** EXERCISE DESCRIPTION **
The data below is to be returned in full and exactly.

Records excerpted from a collection:
════

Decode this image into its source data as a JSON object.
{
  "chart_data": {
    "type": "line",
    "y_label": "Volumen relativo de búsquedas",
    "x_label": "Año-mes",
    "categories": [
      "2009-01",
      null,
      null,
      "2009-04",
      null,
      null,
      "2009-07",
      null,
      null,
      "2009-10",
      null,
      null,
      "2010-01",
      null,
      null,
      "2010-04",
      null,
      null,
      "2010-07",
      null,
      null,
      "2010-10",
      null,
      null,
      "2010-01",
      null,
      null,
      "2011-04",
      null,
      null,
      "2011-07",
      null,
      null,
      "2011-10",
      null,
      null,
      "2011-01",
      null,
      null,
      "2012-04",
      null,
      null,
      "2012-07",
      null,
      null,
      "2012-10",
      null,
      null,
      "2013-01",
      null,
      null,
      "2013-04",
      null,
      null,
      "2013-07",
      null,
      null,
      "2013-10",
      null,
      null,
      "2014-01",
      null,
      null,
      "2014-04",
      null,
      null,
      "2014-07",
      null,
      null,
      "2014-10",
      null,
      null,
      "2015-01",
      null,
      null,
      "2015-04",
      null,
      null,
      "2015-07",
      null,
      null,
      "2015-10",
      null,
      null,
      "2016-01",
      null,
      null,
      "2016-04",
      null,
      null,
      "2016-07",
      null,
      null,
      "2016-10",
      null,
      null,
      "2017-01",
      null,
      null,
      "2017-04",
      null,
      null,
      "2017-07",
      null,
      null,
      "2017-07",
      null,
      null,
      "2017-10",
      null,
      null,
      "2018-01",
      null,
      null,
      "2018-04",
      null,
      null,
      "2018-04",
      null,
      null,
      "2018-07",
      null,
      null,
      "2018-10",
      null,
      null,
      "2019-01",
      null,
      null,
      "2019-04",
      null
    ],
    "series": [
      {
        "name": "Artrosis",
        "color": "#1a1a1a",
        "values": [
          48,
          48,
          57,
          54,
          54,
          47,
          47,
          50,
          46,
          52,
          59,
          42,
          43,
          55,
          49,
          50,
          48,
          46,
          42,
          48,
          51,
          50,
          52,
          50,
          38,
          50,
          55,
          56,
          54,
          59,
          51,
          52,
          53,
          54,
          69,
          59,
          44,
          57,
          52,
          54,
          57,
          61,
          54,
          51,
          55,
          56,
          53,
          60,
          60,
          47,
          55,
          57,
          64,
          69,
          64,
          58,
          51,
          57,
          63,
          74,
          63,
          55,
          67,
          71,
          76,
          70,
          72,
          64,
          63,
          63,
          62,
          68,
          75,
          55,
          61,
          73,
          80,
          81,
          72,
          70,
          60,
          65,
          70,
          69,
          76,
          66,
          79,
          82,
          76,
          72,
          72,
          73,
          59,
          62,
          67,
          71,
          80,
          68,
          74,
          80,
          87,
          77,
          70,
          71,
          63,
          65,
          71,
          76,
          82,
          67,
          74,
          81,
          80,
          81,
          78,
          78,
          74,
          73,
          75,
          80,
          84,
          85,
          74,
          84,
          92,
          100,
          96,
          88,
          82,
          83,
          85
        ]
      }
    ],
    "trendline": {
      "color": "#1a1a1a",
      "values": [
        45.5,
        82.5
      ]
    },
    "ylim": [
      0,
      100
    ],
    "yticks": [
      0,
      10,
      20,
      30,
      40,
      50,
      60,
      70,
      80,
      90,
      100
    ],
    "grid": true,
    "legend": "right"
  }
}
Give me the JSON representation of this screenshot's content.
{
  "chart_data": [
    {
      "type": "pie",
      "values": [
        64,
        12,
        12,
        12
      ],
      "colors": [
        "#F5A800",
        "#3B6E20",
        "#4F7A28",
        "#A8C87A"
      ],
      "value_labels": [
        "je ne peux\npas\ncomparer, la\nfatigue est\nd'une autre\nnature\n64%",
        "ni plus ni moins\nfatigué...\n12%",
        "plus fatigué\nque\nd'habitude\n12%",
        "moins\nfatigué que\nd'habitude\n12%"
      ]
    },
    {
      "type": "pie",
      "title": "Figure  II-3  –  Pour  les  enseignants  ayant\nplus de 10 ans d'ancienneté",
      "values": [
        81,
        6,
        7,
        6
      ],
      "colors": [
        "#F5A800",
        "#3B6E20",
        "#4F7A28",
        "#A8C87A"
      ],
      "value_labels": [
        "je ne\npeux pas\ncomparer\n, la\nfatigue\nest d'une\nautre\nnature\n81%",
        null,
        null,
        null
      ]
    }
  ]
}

════

** ANSWER TO THE TASK **
Decode this image into its source data as a JSON object.
{
  "chart_data": {
    "type": "line",
    "y_label": "Volumen relativo de búsquedas",
    "x_label": "Año-mes",
    "categories": [
      "2009-01",
      null,
      null,
      "2009-04",
      null,
      null,
      "2009-07",
      null,
      null,
      "2009-10",
      null,
      null,
      "2010-01",
      null,
      null,
      "2010-04",
      null,
      null,
      "2010-07",
      null,
      null,
      "2010-10",
      null,
      null,
      "2010-01",
      null,
      null,
      "2011-04",
      null,
      null,
      "2011-07",
      null,
      null,
      "2011-10",
      null,
      null,
      "2011-01",
      null,
      null,
      "2012-04",
      null,
      null,
      "2012-07",
      null,
      null,
      "2012-10",
      null,
      null,
      "2013-01",
      null,
      null,
      "2013-04",
      null,
      null,
      "2013-07",
      null,
      null,
      "2013-10",
      null,
      null,
      "2014-01",
      null,
      null,
      "2014-04",
      null,
      null,
      "2014-07",
      null,
      null,
      "2014-10",
      null,
      null,
      "2015-01",
      null,
      null,
      "2015-04",
      null,
      null,
      "2015-07",
      null,
      null,
      "2015-10",
      null,
      null,
      "2016-01",
      null,
      null,
      "2016-04",
      null,
      null,
      "2016-07",
      null,
      null,
      "2016-10",
      null,
      null,
      "2017-01",
      null,
      null,
      "2017-04",
      null,
      null,
      "2017-07",
      null,
      null,
      "2017-07",
      null,
      null,
      "2017-10",
      null,
      null,
      "2018-01",
      null,
      null,
      "2018-04",
      null,
      null,
      "2018-04",
      null,
      null,
      "2018-07",
      null,
      null,
      "2018-10",
      null,
      null,
      "2019-01",
      null,
      null,
      "2019-04",
      null
    ],
    "series": [
      {
        "name": "Artrosis",
        "color": "#1a1a1a",
        "values": [
          48,
          48,
          57,
          54,
          54,
          47,
          47,
          50,
          46,
          52,
          59,
          42,
          43,
          55,
          49,
          50,
          48,
          46,
          42,
          48,
          51,
          50,
          52,
          50,
          38,
          50,
          55,
          56,
          54,
          59,
          51,
          52,
          53,
          54,
          69,
          59,
          44,
          57,
          52,
          54,
          57,
          61,
          54,
          51,
          55,
          56,
          53,
          60,
          60,
          47,
          55,
          57,
          64,
          69,
          64,
          58,
          51,
          57,
          63,
          74,
          63,
          55,
          67,
          71,
          76,
          70,
          72,
          64,
          63,
          63,
          62,
          68,
          75,
          55,
          61,
          73,
          80,
          81,
          72,
          70,
          60,
          65,
          70,
          69,
          76,
          66,
          79,
          82,
          76,
          72,
          72,
          73,
          59,
          62,
          67,
          71,
          80,
          68,
          74,
          80,
          87,
          77,
          70,
          71,
          63,
          65,
          71,
          76,
          82,
          67,
          74,
          81,
          80,
          81,
          78,
          78,
          74,
          73,
          75,
          80,
          84,
          85,
          74,
          84,
          92,
          100,
          96,
          88,
          82,
          83,
          85
        ]
      }
    ],
    "trendline": {
      "color": "#1a1a1a",
      "values": [
        45.5,
        82.5
      ]
    },
    "ylim": [
      0,
      100
    ],
    "yticks": [
      0,
      10,
      20,
      30,
      40,
      50,
      60,
      70,
      80,
      90,
      100
    ],
    "grid": true,
    "legend": "right"
  }
}
Give me the JSON representation of this screenshot's content.
{
  "chart_data": [
    {
      "type": "pie",
      "values": [
        64,
        12,
        12,
        12
      ],
      "colors": [
        "#F5A800",
        "#3B6E20",
        "#4F7A28",
        "#A8C87A"
      ],
      "value_labels": [
        "je ne peux\npas\ncomparer, la\nfatigue est\nd'une autre\nnature\n64%",
        "ni plus ni moins\nfatigué...\n12%",
        "plus fatigué\nque\nd'habitude\n12%",
        "moins\nfatigué que\nd'habitude\n12%"
      ]
    },
    {
      "type": "pie",
      "title": "Figure  II-3  –  Pour  les  enseignants  ayant\nplus de 10 ans d'ancienneté",
      "values": [
        81,
        6,
        7,
        6
      ],
      "colors": [
        "#F5A800",
        "#3B6E20",
        "#4F7A28",
        "#A8C87A"
      ],
      "value_labels": [
        "je ne\npeux pas\ncomparer\n, la\nfatigue\nest d'une\nautre\nnature\n81%",
        null,
        null,
        null
      ]
    }
  ]
}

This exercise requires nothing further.